Task prompt: Go through the entries below and write each one out exactly.

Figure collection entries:
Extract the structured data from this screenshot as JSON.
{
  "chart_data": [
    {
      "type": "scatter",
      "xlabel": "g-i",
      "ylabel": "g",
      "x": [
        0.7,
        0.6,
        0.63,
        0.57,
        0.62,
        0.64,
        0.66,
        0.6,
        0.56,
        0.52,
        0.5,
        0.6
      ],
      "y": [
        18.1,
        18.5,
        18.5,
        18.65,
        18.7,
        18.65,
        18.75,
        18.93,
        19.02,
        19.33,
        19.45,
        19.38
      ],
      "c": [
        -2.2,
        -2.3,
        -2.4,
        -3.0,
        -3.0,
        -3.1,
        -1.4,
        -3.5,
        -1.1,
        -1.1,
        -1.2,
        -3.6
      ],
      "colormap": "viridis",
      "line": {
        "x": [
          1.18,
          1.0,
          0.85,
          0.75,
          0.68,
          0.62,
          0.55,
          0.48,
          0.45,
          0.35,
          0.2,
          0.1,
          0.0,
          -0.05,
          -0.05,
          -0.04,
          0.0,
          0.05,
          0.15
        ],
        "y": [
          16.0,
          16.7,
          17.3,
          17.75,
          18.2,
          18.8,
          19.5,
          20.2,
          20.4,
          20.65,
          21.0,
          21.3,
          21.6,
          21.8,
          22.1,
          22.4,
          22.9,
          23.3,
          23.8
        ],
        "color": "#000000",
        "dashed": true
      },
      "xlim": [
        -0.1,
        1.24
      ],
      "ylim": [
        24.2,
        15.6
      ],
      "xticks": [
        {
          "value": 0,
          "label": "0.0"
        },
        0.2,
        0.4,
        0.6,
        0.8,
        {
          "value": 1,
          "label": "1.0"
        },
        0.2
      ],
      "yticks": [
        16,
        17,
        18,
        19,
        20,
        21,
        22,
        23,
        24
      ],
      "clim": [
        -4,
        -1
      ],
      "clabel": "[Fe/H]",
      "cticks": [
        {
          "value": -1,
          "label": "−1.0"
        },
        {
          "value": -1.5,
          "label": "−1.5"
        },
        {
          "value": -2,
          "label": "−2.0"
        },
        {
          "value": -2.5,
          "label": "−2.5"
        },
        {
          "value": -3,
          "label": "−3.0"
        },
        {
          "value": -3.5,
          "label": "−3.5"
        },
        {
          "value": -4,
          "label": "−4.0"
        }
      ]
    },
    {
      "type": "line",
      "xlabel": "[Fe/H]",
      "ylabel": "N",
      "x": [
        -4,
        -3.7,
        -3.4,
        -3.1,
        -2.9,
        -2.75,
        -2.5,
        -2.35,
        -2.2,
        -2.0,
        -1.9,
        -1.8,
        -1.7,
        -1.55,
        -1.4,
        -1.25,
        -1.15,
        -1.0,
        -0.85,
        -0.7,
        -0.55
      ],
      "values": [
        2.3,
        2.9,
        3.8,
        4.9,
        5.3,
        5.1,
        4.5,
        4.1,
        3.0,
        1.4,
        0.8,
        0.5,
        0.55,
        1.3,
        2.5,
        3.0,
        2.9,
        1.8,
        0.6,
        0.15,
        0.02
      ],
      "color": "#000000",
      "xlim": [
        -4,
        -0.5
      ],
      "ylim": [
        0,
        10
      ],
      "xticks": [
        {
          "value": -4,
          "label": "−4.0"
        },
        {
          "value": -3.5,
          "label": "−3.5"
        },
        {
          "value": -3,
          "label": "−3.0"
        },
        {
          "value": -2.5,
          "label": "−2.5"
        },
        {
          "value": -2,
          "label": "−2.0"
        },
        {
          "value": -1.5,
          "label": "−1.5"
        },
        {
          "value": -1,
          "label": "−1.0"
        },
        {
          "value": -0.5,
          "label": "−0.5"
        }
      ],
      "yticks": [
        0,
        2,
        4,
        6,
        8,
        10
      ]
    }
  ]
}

Expected answer:
Extract the structured data from this screenshot as JSON.
{
  "chart_data": [
    {
      "type": "scatter",
      "xlabel": "g-i",
      "ylabel": "g",
      "x": [
        0.7,
        0.6,
        0.63,
        0.57,
        0.62,
        0.64,
        0.66,
        0.6,
        0.56,
        0.52,
        0.5,
        0.6
      ],
      "y": [
        18.1,
        18.5,
        18.5,
        18.65,
        18.7,
        18.65,
        18.75,
        18.93,
        19.02,
        19.33,
        19.45,
        19.38
      ],
      "c": [
        -2.2,
        -2.3,
        -2.4,
        -3.0,
        -3.0,
        -3.1,
        -1.4,
        -3.5,
        -1.1,
        -1.1,
        -1.2,
        -3.6
      ],
      "colormap": "viridis",
      "line": {
        "x": [
          1.18,
          1.0,
          0.85,
          0.75,
          0.68,
          0.62,
          0.55,
          0.48,
          0.45,
          0.35,
          0.2,
          0.1,
          0.0,
          -0.05,
          -0.05,
          -0.04,
          0.0,
          0.05,
          0.15
        ],
        "y": [
          16.0,
          16.7,
          17.3,
          17.75,
          18.2,
          18.8,
          19.5,
          20.2,
          20.4,
          20.65,
          21.0,
          21.3,
          21.6,
          21.8,
          22.1,
          22.4,
          22.9,
          23.3,
          23.8
        ],
        "color": "#000000",
        "dashed": true
      },
      "xlim": [
        -0.1,
        1.24
      ],
      "ylim": [
        24.2,
        15.6
      ],
      "xticks": [
        {
          "value": 0,
          "label": "0.0"
        },
        0.2,
        0.4,
        0.6,
        0.8,
        {
          "value": 1,
          "label": "1.0"
        },
        0.2
      ],
      "yticks": [
        16,
        17,
        18,
        19,
        20,
        21,
        22,
        23,
        24
      ],
      "clim": [
        -4,
        -1
      ],
      "clabel": "[Fe/H]",
      "cticks": [
        {
          "value": -1,
          "label": "−1.0"
        },
        {
          "value": -1.5,
          "label": "−1.5"
        },
        {
          "value": -2,
          "label": "−2.0"
        },
        {
          "value": -2.5,
          "label": "−2.5"
        },
        {
          "value": -3,
          "label": "−3.0"
        },
        {
          "value": -3.5,
          "label": "−3.5"
        },
        {
          "value": -4,
          "label": "−4.0"
        }
      ]
    },
    {
      "type": "line",
      "xlabel": "[Fe/H]",
      "ylabel": "N",
      "x": [
        -4,
        -3.7,
        -3.4,
        -3.1,
        -2.9,
        -2.75,
        -2.5,
        -2.35,
        -2.2,
        -2.0,
        -1.9,
        -1.8,
        -1.7,
        -1.55,
        -1.4,
        -1.25,
        -1.15,
        -1.0,
        -0.85,
        -0.7,
        -0.55
      ],
      "values": [
        2.3,
        2.9,
        3.8,
        4.9,
        5.3,
        5.1,
        4.5,
        4.1,
        3.0,
        1.4,
        0.8,
        0.5,
        0.55,
        1.3,
        2.5,
        3.0,
        2.9,
        1.8,
        0.6,
        0.15,
        0.02
      ],
      "color": "#000000",
      "xlim": [
        -4,
        -0.5
      ],
      "ylim": [
        0,
        10
      ],
      "xticks": [
        {
          "value": -4,
          "label": "−4.0"
        },
        {
          "value": -3.5,
          "label": "−3.5"
        },
        {
          "value": -3,
          "label": "−3.0"
        },
        {
          "value": -2.5,
          "label": "−2.5"
        },
        {
          "value": -2,
          "label": "−2.0"
        },
        {
          "value": -1.5,
          "label": "−1.5"
        },
        {
          "value": -1,
          "label": "−1.0"
        },
        {
          "value": -0.5,
          "label": "−0.5"
        }
      ],
      "yticks": [
        0,
        2,
        4,
        6,
        8,
        10
      ]
    }
  ]
}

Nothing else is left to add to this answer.